Challenge »
State how many lines contain "number", and write nothing except that count.

Supplied data »
-------------------------
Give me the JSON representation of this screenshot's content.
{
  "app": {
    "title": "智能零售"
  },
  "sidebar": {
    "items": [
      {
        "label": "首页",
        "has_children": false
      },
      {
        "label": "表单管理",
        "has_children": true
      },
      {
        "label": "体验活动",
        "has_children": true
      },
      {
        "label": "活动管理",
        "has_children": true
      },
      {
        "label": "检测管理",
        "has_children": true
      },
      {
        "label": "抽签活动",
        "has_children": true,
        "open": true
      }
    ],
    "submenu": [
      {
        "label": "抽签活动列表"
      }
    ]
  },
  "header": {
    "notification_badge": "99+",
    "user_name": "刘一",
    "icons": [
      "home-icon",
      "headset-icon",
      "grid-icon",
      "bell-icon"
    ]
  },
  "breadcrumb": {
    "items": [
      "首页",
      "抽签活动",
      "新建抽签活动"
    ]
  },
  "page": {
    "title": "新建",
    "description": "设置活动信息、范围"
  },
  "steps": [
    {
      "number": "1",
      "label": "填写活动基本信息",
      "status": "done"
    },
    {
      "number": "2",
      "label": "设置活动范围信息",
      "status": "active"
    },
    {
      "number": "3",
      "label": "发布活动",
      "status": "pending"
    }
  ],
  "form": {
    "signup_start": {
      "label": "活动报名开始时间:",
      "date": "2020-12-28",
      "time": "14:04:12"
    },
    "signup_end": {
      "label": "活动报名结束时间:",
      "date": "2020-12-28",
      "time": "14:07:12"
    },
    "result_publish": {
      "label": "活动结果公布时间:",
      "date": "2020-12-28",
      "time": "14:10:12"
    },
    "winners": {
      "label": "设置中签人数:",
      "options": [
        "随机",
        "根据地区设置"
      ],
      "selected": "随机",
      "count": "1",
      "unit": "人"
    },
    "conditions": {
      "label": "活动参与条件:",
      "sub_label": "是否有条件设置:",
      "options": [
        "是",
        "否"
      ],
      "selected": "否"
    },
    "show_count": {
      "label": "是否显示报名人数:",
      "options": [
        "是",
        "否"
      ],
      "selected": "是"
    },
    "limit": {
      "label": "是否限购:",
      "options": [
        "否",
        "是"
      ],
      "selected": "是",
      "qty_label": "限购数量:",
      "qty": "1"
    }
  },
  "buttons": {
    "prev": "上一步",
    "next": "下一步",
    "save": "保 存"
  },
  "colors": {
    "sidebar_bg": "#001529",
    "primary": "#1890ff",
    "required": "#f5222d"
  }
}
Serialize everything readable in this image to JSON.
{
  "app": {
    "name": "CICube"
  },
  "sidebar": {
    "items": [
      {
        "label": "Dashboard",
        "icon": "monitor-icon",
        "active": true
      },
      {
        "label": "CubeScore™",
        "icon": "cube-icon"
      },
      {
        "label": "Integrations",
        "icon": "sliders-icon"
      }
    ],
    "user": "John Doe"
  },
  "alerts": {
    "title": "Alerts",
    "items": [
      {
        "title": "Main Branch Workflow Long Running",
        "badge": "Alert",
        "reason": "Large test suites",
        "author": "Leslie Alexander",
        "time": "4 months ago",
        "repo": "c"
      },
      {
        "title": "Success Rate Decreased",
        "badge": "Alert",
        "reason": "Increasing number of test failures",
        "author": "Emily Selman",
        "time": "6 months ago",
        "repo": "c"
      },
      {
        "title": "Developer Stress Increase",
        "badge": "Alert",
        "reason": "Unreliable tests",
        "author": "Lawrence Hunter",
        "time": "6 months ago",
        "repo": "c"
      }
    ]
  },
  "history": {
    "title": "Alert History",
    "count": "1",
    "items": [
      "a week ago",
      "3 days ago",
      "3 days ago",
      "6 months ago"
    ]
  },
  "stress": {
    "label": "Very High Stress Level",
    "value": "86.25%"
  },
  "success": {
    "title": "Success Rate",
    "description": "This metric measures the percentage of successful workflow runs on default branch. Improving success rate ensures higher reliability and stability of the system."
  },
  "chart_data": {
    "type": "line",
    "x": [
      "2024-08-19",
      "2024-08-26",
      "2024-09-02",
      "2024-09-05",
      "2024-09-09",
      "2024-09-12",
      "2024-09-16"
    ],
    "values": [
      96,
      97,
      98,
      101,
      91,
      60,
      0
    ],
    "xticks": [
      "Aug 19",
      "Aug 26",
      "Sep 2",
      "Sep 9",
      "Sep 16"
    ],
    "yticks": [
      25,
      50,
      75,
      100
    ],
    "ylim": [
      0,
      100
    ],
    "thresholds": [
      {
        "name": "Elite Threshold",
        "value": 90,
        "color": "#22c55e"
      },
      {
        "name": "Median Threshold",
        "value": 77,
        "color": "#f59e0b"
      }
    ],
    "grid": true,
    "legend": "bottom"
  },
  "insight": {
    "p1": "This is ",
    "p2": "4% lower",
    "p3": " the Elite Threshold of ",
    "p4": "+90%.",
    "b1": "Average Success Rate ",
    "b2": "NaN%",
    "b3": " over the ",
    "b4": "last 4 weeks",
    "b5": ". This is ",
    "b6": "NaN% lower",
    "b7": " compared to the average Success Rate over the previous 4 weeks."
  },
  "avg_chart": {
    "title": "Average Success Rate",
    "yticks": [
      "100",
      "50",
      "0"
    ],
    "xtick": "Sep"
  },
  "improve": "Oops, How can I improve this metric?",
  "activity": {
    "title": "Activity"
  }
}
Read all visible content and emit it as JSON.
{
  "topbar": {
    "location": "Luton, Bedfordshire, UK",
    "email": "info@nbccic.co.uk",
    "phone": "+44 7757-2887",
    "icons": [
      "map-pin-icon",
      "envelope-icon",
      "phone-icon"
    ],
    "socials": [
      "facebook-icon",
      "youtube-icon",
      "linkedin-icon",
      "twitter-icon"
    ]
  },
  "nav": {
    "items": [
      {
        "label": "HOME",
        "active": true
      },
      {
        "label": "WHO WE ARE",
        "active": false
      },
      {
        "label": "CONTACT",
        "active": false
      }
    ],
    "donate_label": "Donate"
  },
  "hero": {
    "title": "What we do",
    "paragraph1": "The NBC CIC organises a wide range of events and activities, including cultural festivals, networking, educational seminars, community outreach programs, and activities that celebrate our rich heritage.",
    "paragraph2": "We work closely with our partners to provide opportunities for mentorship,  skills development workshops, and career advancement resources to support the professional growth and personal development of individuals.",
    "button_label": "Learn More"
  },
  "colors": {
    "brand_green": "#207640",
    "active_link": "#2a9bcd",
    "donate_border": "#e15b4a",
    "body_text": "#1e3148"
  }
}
-------------------------
Answer to the problem »
4